> Supplied passage
• • • •
# Audi introduces the technologically advanced 2015 A3 Lineup



## [email protected] (Aug 15, 2012)

Audi of America officially announced plans today for the arrival of an entirely new family of premium compact cars, including three body styles, five new unique engines and seven variants.

This all-new Audi A3 lineup begins with the A3 sedan, which goes on sale in the spring of 2014. The A3 sedan plays a pivotal role in the soon to be expanding Audi A3 family and will be priced from a base MSRP of $29,900. It will be joined later in the fall of 2014 by the Audi A3 Cabriolet, A3 TDI clean diesel sedan, the high-performance S3 sedan and in early 2015, the A3 Sportback e-tron® gasoline electric plug-in hybrid (PHEV).

"We aren't just bringing one new car to market, we're launching an entire new family of cars that will add to our momentum in the U.S. marketplace," said Scott Keogh, President, Audi of America. "This A3 line-up redefines the standards of the entry premium market in terms of technology, craftsmanship and performance."
• • • •
Dataset excerpt

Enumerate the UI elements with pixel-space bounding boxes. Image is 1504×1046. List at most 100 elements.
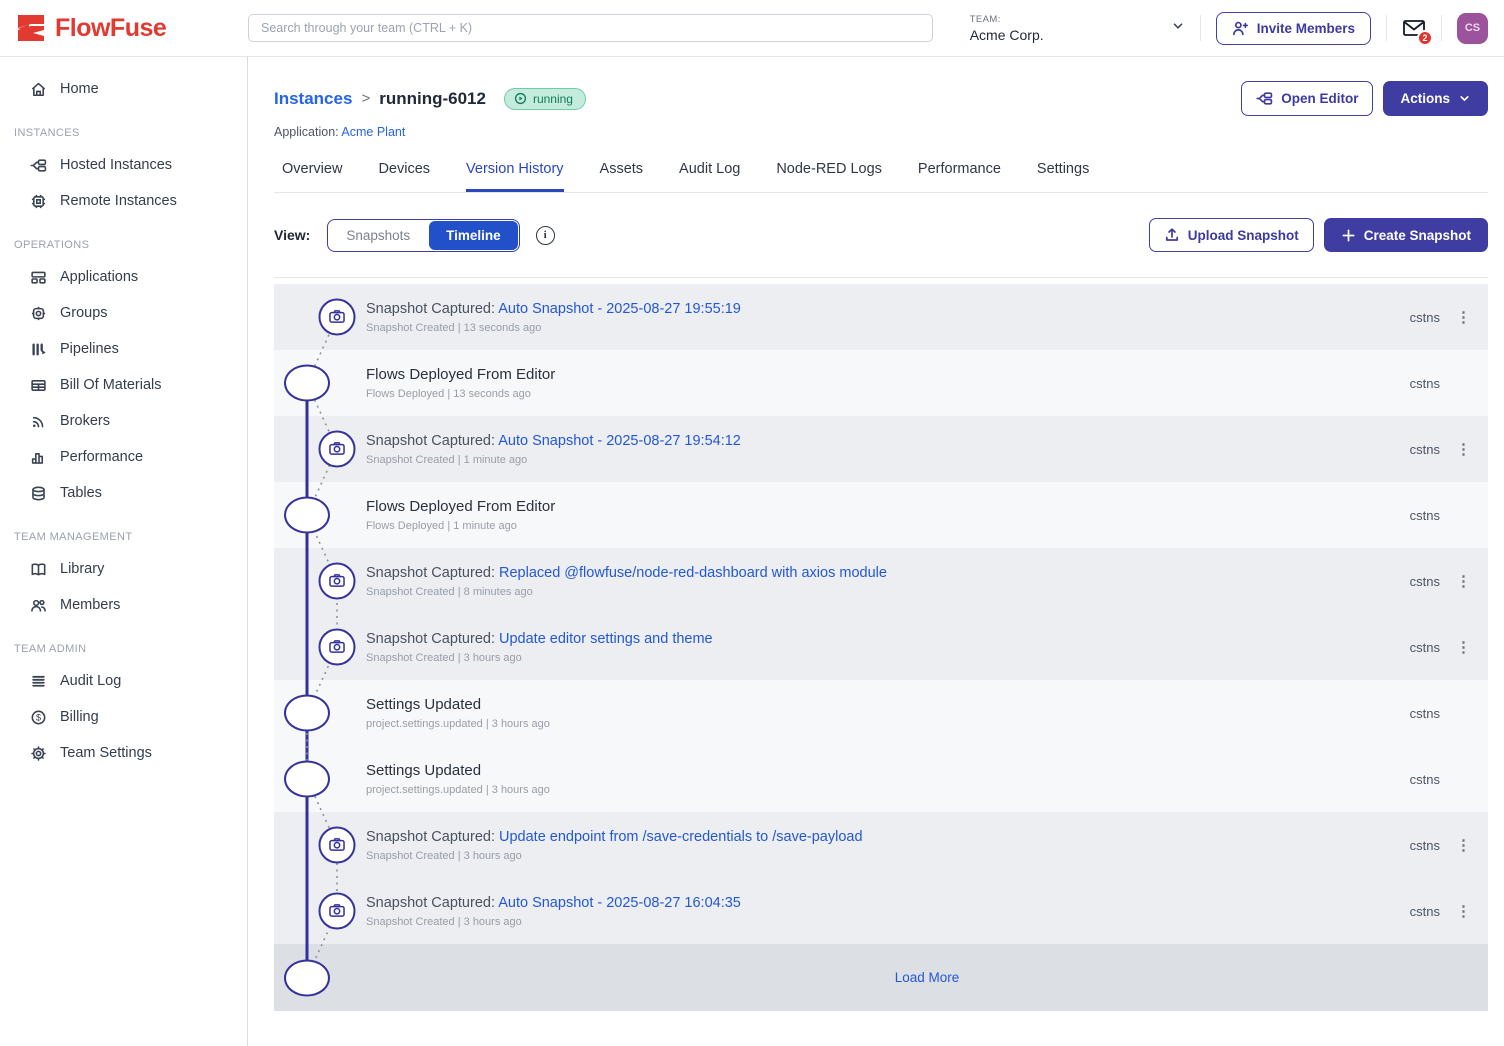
brokers-icon	[30, 413, 47, 430]
view-toggle: Snapshots Timeline	[327, 219, 519, 252]
home-icon	[30, 81, 47, 98]
main-content: Instances > running-6012 running Open Ed…	[248, 57, 1504, 1046]
load-more-link[interactable]: Load More	[366, 970, 1488, 985]
sidebar-item-label: Brokers	[60, 413, 110, 429]
sidebar: Home INSTANCES Hosted Instances Remote I…	[0, 57, 248, 1046]
upload-snapshot-button[interactable]: Upload Snapshot	[1149, 218, 1314, 252]
event-title: Snapshot Captured: Update editor setting…	[366, 631, 1410, 647]
application-link[interactable]: Acme Plant	[341, 125, 405, 139]
sidebar-item-tables[interactable]: Tables	[0, 475, 247, 511]
running-status-icon	[514, 92, 527, 105]
sidebar-item-groups[interactable]: Groups	[0, 295, 247, 331]
sidebar-item-members[interactable]: Members	[0, 587, 247, 623]
sidebar-item-team-settings[interactable]: Team Settings	[0, 735, 247, 771]
snapshot-link[interactable]: Auto Snapshot - 2025-08-27 19:55:19	[498, 301, 741, 317]
event-title: Snapshot Captured: Auto Snapshot - 2025-…	[366, 895, 1410, 911]
breadcrumb: Instances > running-6012 running Open Ed…	[274, 81, 1488, 116]
event-user: cstns	[1410, 838, 1440, 853]
snapshot-link[interactable]: Update editor settings and theme	[499, 631, 713, 647]
create-snapshot-button[interactable]: Create Snapshot	[1324, 218, 1488, 252]
invite-members-button[interactable]: Invite Members	[1216, 12, 1371, 45]
kebab-menu-icon[interactable]: ⋮	[1456, 640, 1468, 655]
actions-button[interactable]: Actions	[1383, 81, 1488, 116]
sidebar-item-hosted-instances[interactable]: Hosted Instances	[0, 147, 247, 183]
tab-version-history[interactable]: Version History	[466, 161, 564, 192]
sidebar-item-audit-log[interactable]: Audit Log	[0, 663, 247, 699]
sidebar-item-home[interactable]: Home	[0, 71, 247, 107]
kebab-menu-icon[interactable]: ⋮	[1456, 904, 1468, 919]
sidebar-item-label: Applications	[60, 269, 138, 285]
open-editor-button[interactable]: Open Editor	[1241, 81, 1373, 116]
event-user: cstns	[1410, 904, 1440, 919]
camera-icon	[319, 827, 356, 864]
avatar[interactable]: CS	[1457, 13, 1488, 44]
sidebar-item-label: Members	[60, 597, 120, 613]
sidebar-item-library[interactable]: Library	[0, 551, 247, 587]
snapshot-link[interactable]: Replaced @flowfuse/node-red-dashboard wi…	[499, 565, 887, 581]
person-plus-icon	[1232, 20, 1249, 37]
event-title-prefix: Snapshot Captured:	[366, 895, 498, 911]
bill-of-materials-icon	[30, 377, 47, 394]
ellipsis-icon	[284, 959, 330, 996]
kebab-menu-icon[interactable]: ⋮	[1456, 838, 1468, 853]
sidebar-item-pipelines[interactable]: Pipelines	[0, 331, 247, 367]
event-title: Flows Deployed From Editor	[366, 498, 1410, 515]
timeline-rows: Snapshot Captured: Auto Snapshot - 2025-…	[274, 284, 1488, 1011]
sidebar-item-label: Pipelines	[60, 341, 119, 357]
sidebar-item-remote-instances[interactable]: Remote Instances	[0, 183, 247, 219]
kebab-menu-icon[interactable]: ⋮	[1456, 310, 1468, 325]
sidebar-item-label: Billing	[60, 709, 99, 725]
snapshot-link[interactable]: Update endpoint from /save-credentials t…	[499, 829, 863, 845]
kebab-menu-icon[interactable]: ⋮	[1456, 442, 1468, 457]
sidebar-item-brokers[interactable]: Brokers	[0, 403, 247, 439]
camera-icon	[319, 299, 356, 336]
kebab-menu-icon[interactable]: ⋮	[1456, 574, 1468, 589]
chevron-down-icon	[1171, 19, 1185, 38]
tab-overview[interactable]: Overview	[282, 161, 342, 192]
event-user: cstns	[1410, 574, 1440, 589]
toggle-timeline[interactable]: Timeline	[429, 221, 518, 250]
event-title-prefix: Snapshot Captured:	[366, 301, 498, 317]
search-input[interactable]	[248, 14, 933, 42]
event-title-text: Flows Deployed From Editor	[366, 366, 555, 383]
settings-sliders-icon	[284, 761, 330, 798]
event-user: cstns	[1410, 310, 1440, 325]
timeline-row: Snapshot Captured: Update editor setting…	[274, 614, 1488, 680]
breadcrumb-instances-link[interactable]: Instances	[274, 89, 352, 109]
sidebar-item-applications[interactable]: Applications	[0, 259, 247, 295]
event-user: cstns	[1410, 442, 1440, 457]
sidebar-item-bill-of-materials[interactable]: Bill Of Materials	[0, 367, 247, 403]
team-name: Acme Corp.	[970, 27, 1044, 43]
tab-settings[interactable]: Settings	[1037, 161, 1089, 192]
notifications-button[interactable]: 2	[1402, 17, 1426, 39]
gear-icon	[30, 745, 47, 762]
event-meta: Snapshot Created | 3 hours ago	[366, 850, 1410, 862]
tab-devices[interactable]: Devices	[378, 161, 430, 192]
sidebar-item-billing[interactable]: $ Billing	[0, 699, 247, 735]
event-meta: project.settings.updated | 3 hours ago	[366, 718, 1410, 730]
tab-assets[interactable]: Assets	[600, 161, 644, 192]
invite-members-label: Invite Members	[1257, 21, 1355, 36]
flowfuse-logo[interactable]: FlowFuse	[16, 13, 248, 43]
event-meta: Snapshot Created | 3 hours ago	[366, 652, 1410, 664]
tab-performance[interactable]: Performance	[918, 161, 1001, 192]
event-title: Snapshot Captured: Update endpoint from …	[366, 829, 1410, 845]
snapshot-link[interactable]: Auto Snapshot - 2025-08-27 16:04:35	[498, 895, 741, 911]
logo-text: FlowFuse	[55, 14, 166, 43]
tab-node-red-logs[interactable]: Node-RED Logs	[776, 161, 882, 192]
notification-badge: 2	[1417, 30, 1433, 46]
snapshot-link[interactable]: Auto Snapshot - 2025-08-27 19:54:12	[498, 433, 741, 449]
sidebar-section-team-admin: TEAM ADMIN	[0, 643, 247, 655]
library-icon	[30, 561, 47, 578]
event-user: cstns	[1410, 376, 1440, 391]
status-badge-label: running	[533, 92, 573, 106]
sidebar-item-performance[interactable]: Performance	[0, 439, 247, 475]
tab-audit-log[interactable]: Audit Log	[679, 161, 740, 192]
timeline-row: Snapshot Captured: Auto Snapshot - 2025-…	[274, 284, 1488, 350]
timeline-row: Flows Deployed From Editor Flows Deploye…	[274, 482, 1488, 548]
team-selector[interactable]: TEAM: Acme Corp.	[970, 14, 1185, 43]
info-icon[interactable]: i	[536, 226, 555, 245]
timeline-row: Settings Updated project.settings.update…	[274, 746, 1488, 812]
application-line: Application: Acme Plant	[274, 125, 1488, 139]
toggle-snapshots[interactable]: Snapshots	[329, 221, 427, 250]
• • • •
> Task set
[1] Please summarize the Audi A3 announcement in exactly two sentences.
[2] Extend the Audi A3 announcement that appears before the items, picking up right after its final sentence.

> Exercise answers
[1] Audi of America announced an entirely new family of premium compact cars with three body styles, five new engines and seven variants, beginning with the A3 sedan, which goes on sale in spring 2014 at a base MSRP of $29,900. The A3 Cabriolet, A3 TDI clean diesel sedan and high-performance S3 sedan will follow in fall 2014, and the A3 Sportback e-tron plug-in hybrid will arrive in early 2015.

[2]
The A3 sedan will bring to the entry premium market new innovative technologies and the detailed craftsmanship found in larger flagship Audi sedans.

The A3 family will offer all-new versatile powertrains for a wide variety of entry-luxury customer tastes including a 1.8 TFSI®, 2.0 TFSI®, 2.0 TDI® clean diesel, 1.4 TFSI PHEV and a high-output 2.0 TFSI® in the S3. These vehicles will come standard with many premium features, even the base model of the all-new Audi A3 will come equipped with standard features that include xenon plus front lighting with Audi signature LED DRLs and taillights, Bluetooth® technology, leather seating surfaces, Audi pre sense® basic and a panoramic glass sunroof.

Audi of America also confirmed today that it will be adding to the all-new A3 family by offering the A3 Sportback with a gasoline electric plug-in hybrid (PHEV) model for the first time in the U.S. market. Audi first revealed the A3 Sportback e-tron at the 2013 Geneva Motor Show earlier this year. This vehicle demonstrates the production intent of e-tron using parallel plug-in hybrid technology, a practical first step towards electrified driving which helps mitigate the range anxiety concerns associated with most full battery electric vehicles.

*Technology*
The Audi A family breaks the boundaries and raises the bar as to what is expected out of entry-level luxury vehicles. The A3 marks the first time that an A-segment vehicle will offer MMI® technology, Audi drive select, 4G LTE connectivity and Bang & Olufsen® audio.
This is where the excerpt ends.